* Data records
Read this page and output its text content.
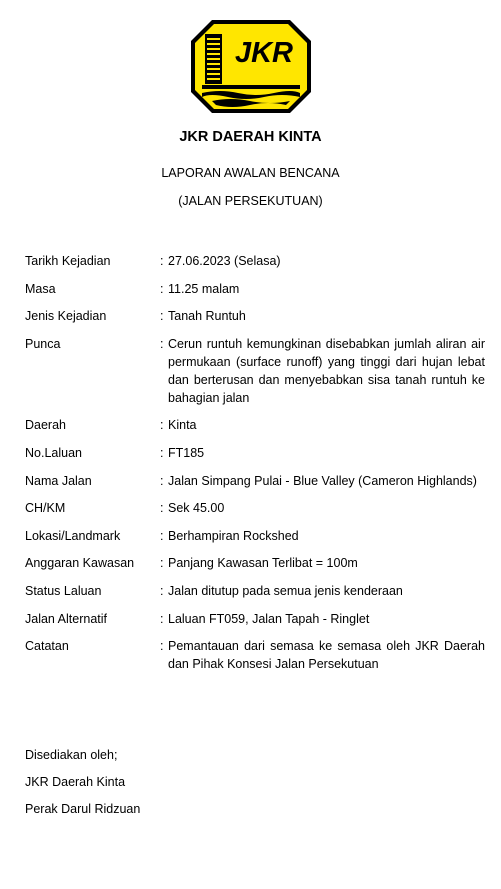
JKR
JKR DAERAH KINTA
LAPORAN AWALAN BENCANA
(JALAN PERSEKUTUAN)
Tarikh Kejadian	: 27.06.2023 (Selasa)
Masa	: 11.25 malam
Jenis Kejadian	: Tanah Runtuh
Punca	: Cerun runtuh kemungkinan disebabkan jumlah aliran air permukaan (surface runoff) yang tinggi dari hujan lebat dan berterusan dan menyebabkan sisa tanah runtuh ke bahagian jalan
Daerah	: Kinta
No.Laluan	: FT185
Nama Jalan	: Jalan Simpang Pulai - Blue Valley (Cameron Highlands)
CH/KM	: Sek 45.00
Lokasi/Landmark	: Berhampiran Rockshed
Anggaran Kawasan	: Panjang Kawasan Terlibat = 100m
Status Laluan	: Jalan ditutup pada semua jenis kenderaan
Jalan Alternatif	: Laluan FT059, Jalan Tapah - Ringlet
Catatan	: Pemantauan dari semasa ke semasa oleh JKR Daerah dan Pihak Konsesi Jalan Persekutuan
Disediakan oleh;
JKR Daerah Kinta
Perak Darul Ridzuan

==

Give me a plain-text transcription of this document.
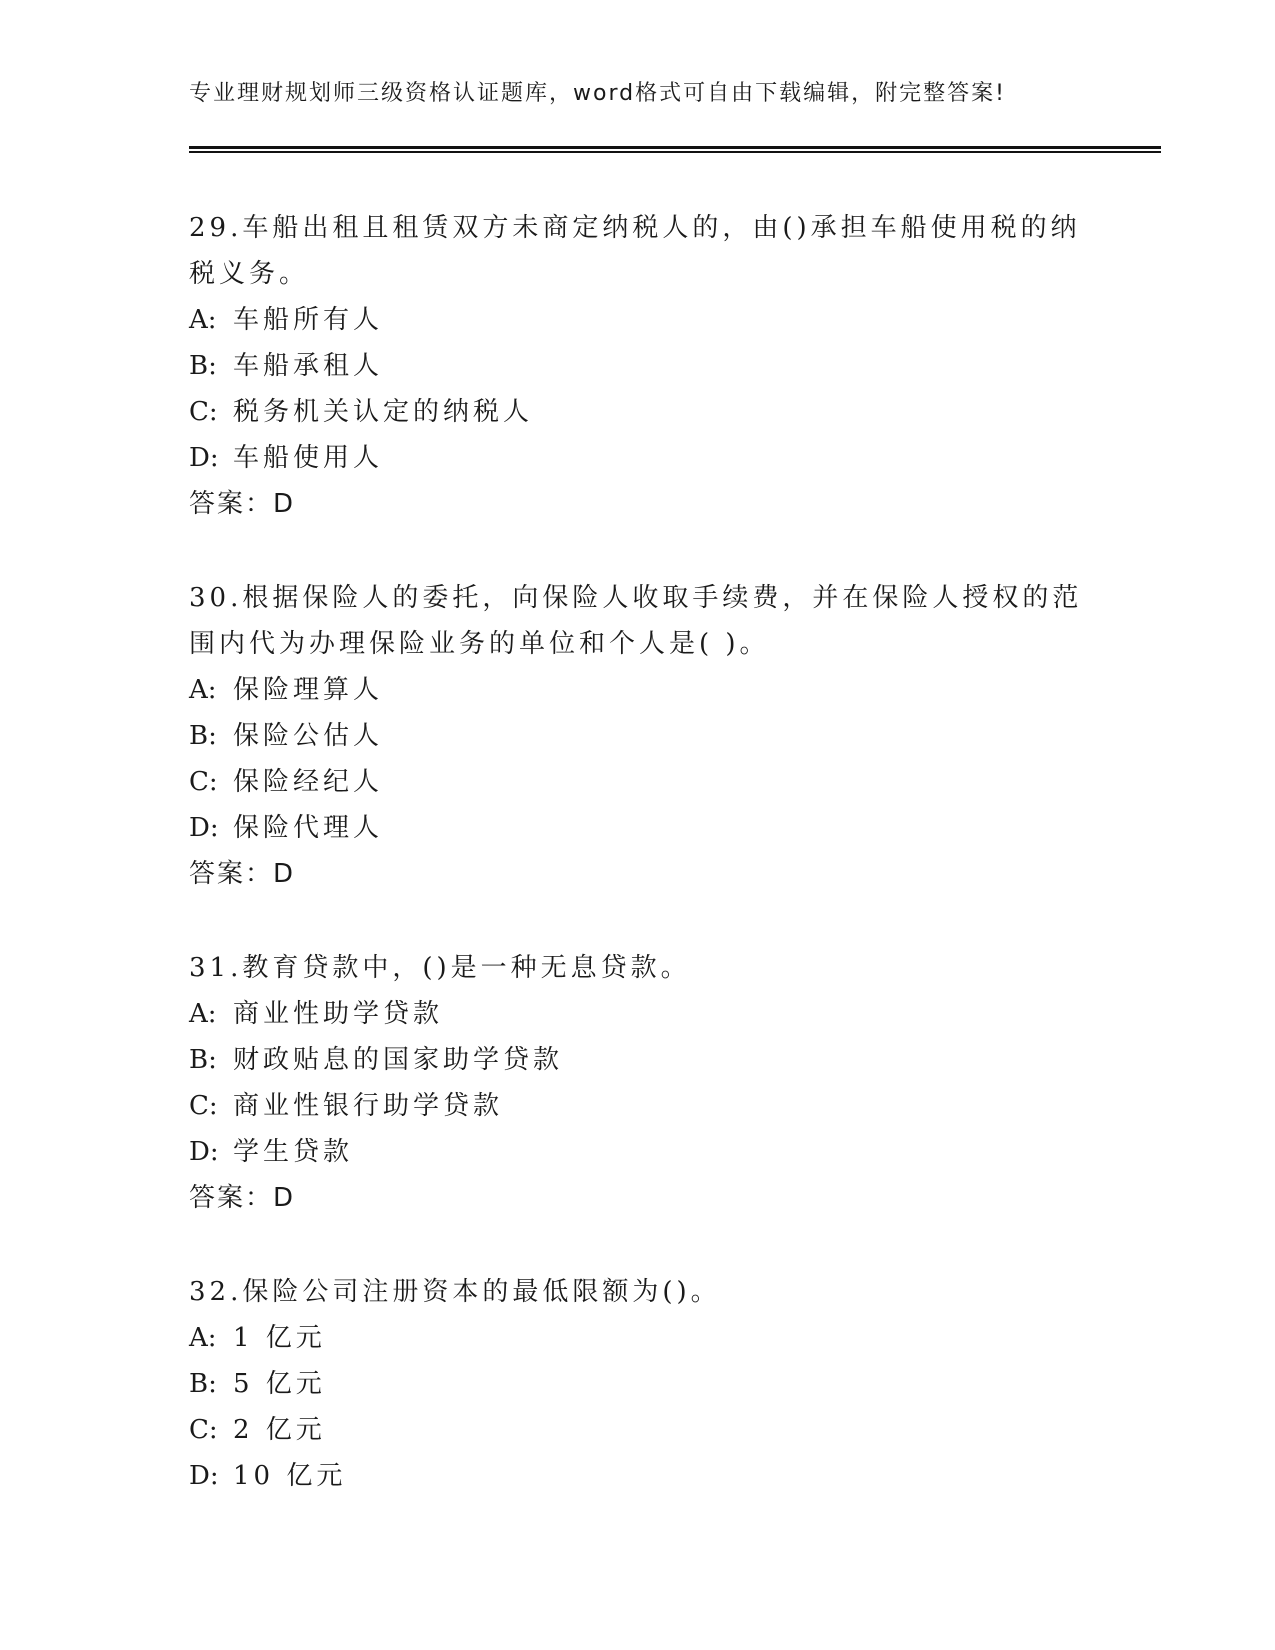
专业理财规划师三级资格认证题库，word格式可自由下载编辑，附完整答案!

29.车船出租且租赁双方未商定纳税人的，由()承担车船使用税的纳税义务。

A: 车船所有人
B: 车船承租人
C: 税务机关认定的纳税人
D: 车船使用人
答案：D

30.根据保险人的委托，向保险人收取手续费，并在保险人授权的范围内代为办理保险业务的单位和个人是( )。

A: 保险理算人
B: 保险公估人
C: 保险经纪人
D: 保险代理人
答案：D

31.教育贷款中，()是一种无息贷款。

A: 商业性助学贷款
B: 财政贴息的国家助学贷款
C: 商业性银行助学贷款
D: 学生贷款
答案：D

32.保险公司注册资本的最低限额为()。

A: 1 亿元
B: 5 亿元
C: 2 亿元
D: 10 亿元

* Problem to solve
From the listing above, copy every line that includes the word "Kejadian".

* The output
Tarikh Kejadian	: 27.06.2023 (Selasa)
Jenis Kejadian	: Tanah Runtuh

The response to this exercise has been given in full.